- Passagem citada
****************

O fato de ser disseminada não a torna menos errada, claro. No entanto, quando um desvio normativo é tão comum, sempre vale a pena tentar compreender por que ele ocorre, a lógica alternativa que o comanda. Não se trata de “justificar” nada, mas de tentar compreender. Compreender é mais difícil – mas muito mais proveitoso, inclusive para quem só vê no desvio um erro a ser corrigido – do que simplesmente condenar.
(E antes que venham denunciar, como fizeram alguns leitores nos comentários do recente post sobre “obrigado/obrigada”, o germe do fim do mundo – ou da civilização ocidental, ou do português, ou no mínimo do Brasil – contido em tal postura, observo que a histeria é o vírus ebola da inteligência. Sim, nossa educação vai de mal a pior. Sim, nossa língua merece ser tratada com mais carinho por todos nós. Mas não, o apocalipse não vai começar com “um óculos”.)
“Óculos” é representante de um tipo de substantivo que os gramáticos classificam como pluralia tantum, expressão latina que significa “apenas plurais”. São palavras que levam o plural em sua formação, embora se refiram a coisas singulares – na verdade, pares simétricos. Além dos óculos, encaixam-se nessa categoria as calças, as cuecas, as tesouras…
A língua popular, especialmente a que se fala no Brasil, não gosta muito de pluralia tantum: afinal, se o objeto é um só, por que não singularizá-lo? A calça, a cueca e a tesoura, no singular, são formas que os falantes encontraram – todas já dicionarizadas e admitidas na língua culta – de driblá-lo.
Por que os óculos tiveram destino diferente? Provavelmente porque, enquanto ninguém imagina a peça de vestuário de um perneta ao ouvir falar em “uma calça”, nem a metade inútil de um instrumento cortante ao ler sobre “a tesoura”, “o óculo” sugeriria um monóculo, 50% do objeto referido. A solução foi abraçar despudoradamente a discordância numérica: “o óculos”.
Erro crasso, sem dúvida. Onde já se viu singularizar o plural? Bom, tudo indica ter sido exatamente o que se deu com o substantivo “pires”, que ninguém estranha, mas essa é outra história.

****************

- Trecho da fonte
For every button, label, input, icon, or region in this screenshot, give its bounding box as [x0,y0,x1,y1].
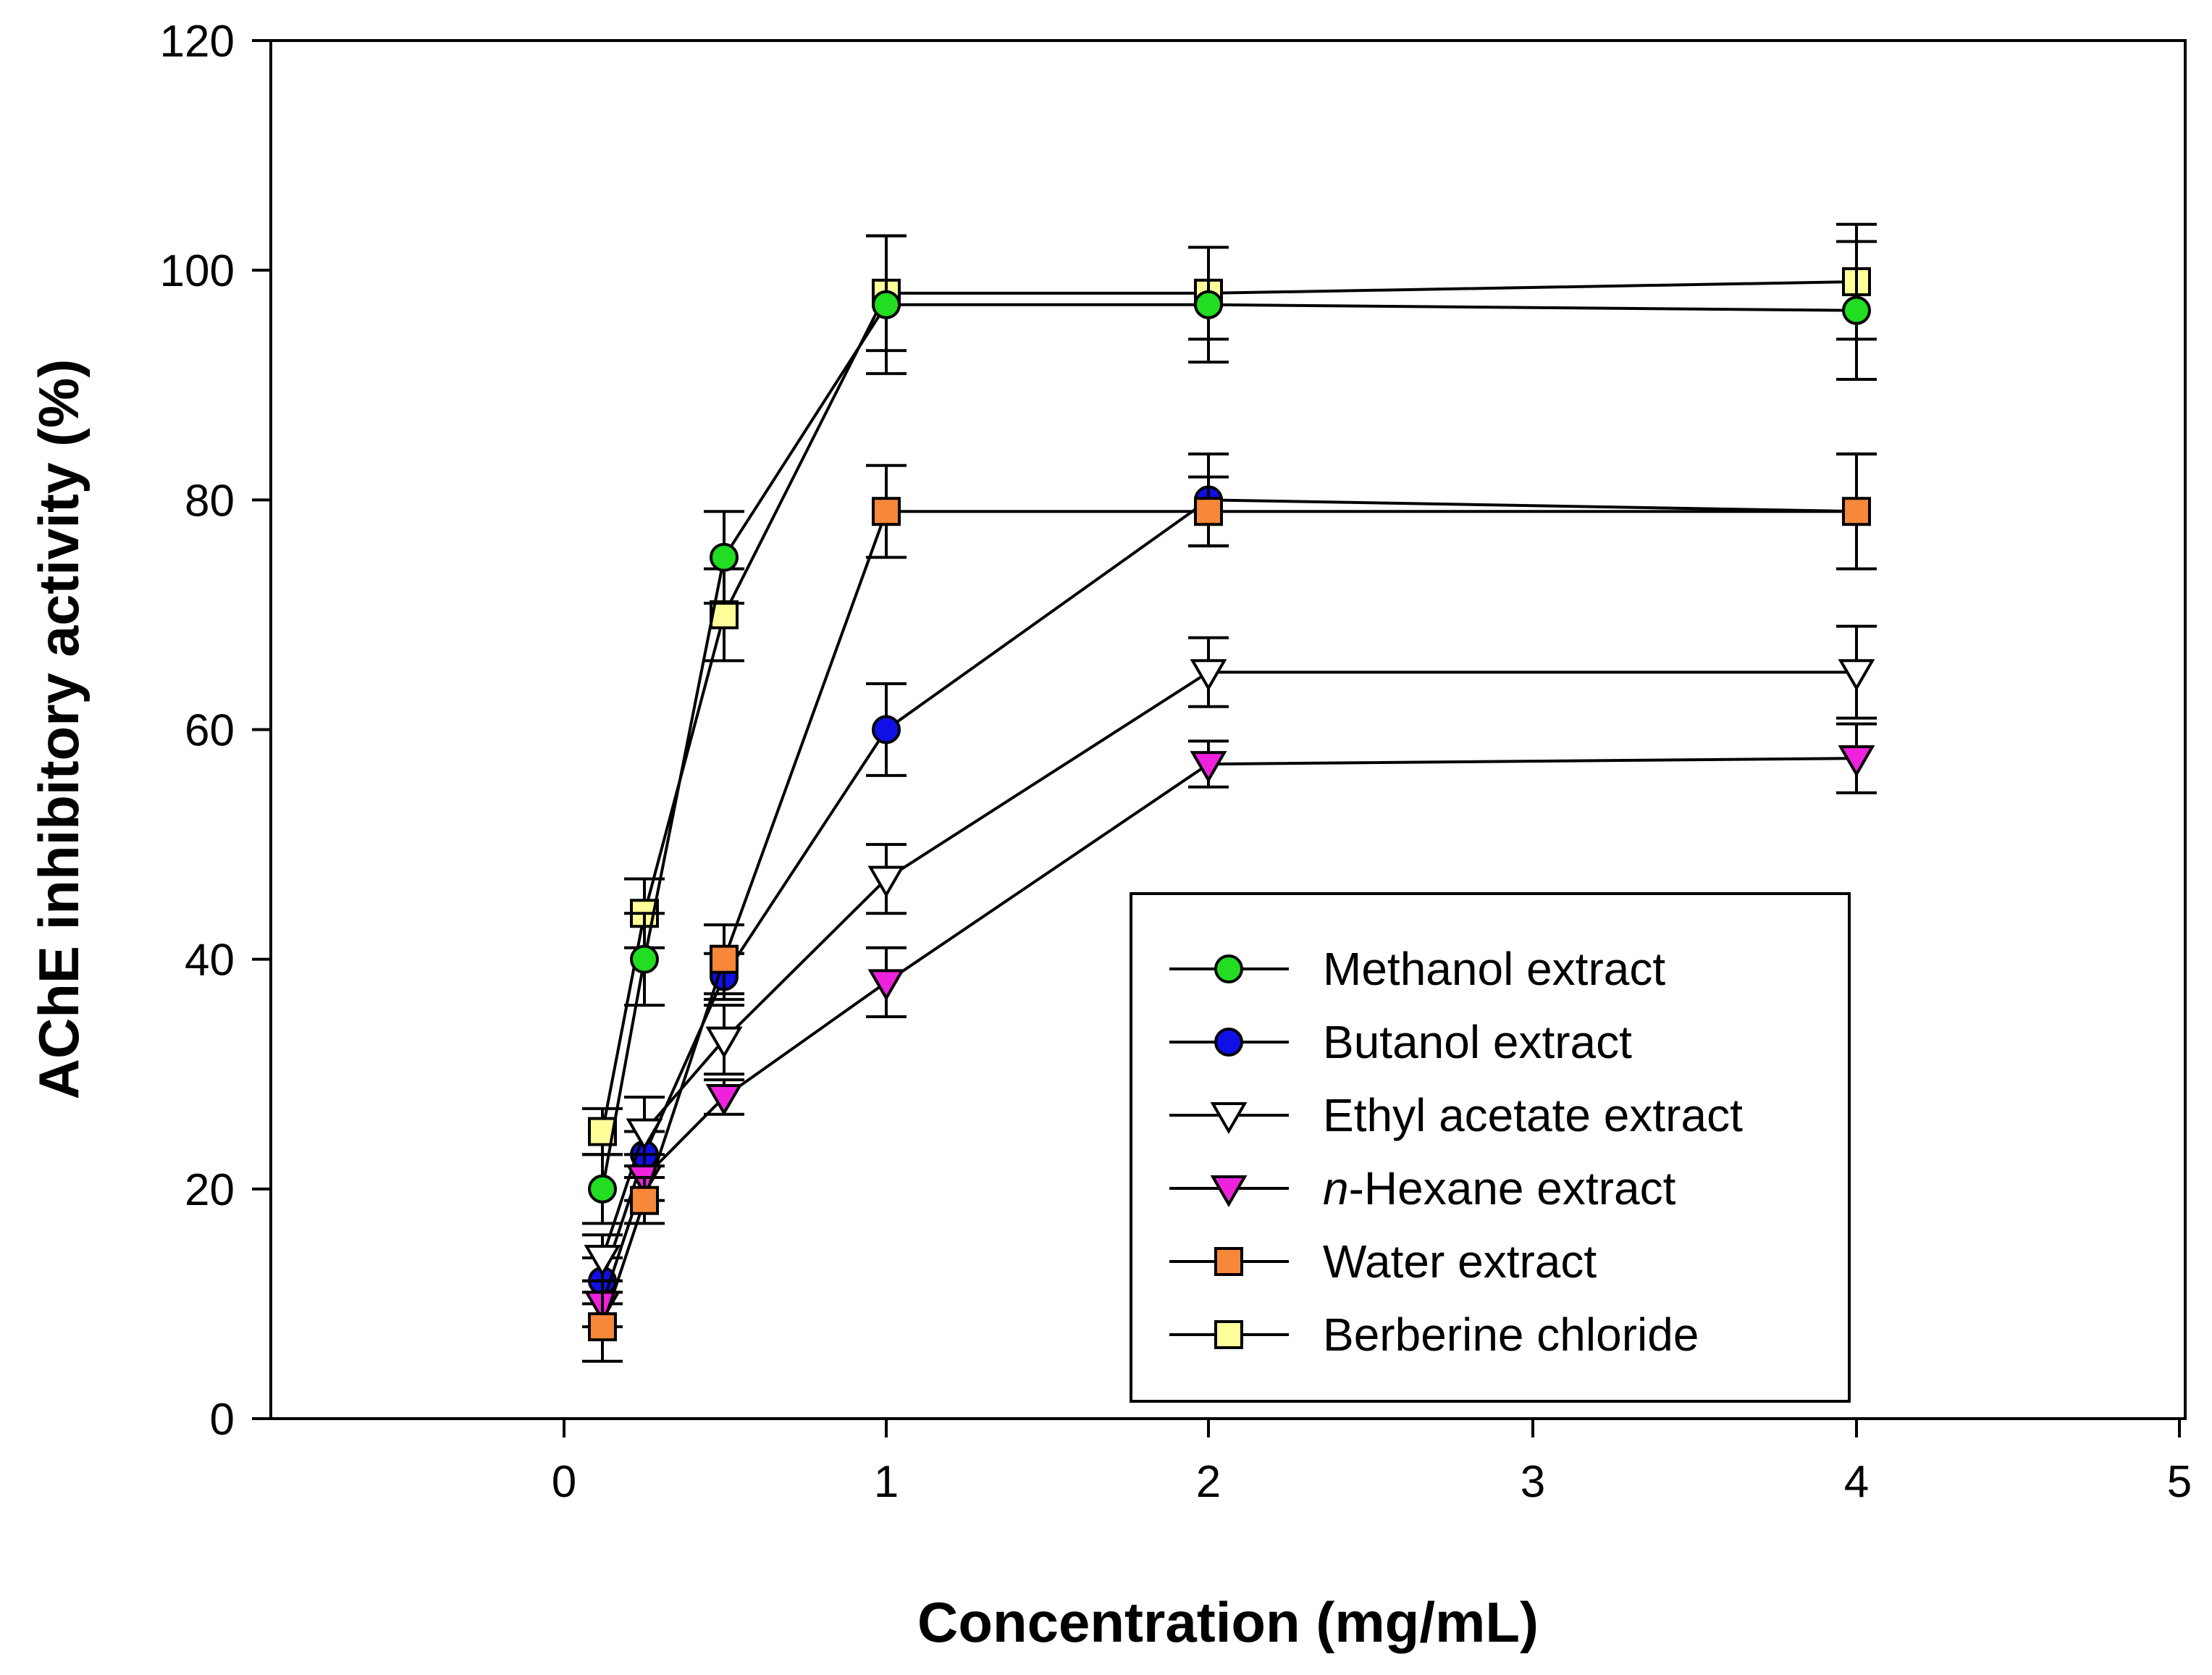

****************

- O problema
Transcreva sem alterações, do texto sobre o uso de óculos no singular, a parte entre "Erro crasso, sem" e "é outra história.", incluindo ambas.

- Exercício resolvido
Erro crasso, sem dúvida. Onde já se viu singularizar o plural? Bom, tudo indica ter sido exatamente o que se deu com o substantivo “pires”, que ninguém estranha, mas essa é outra história.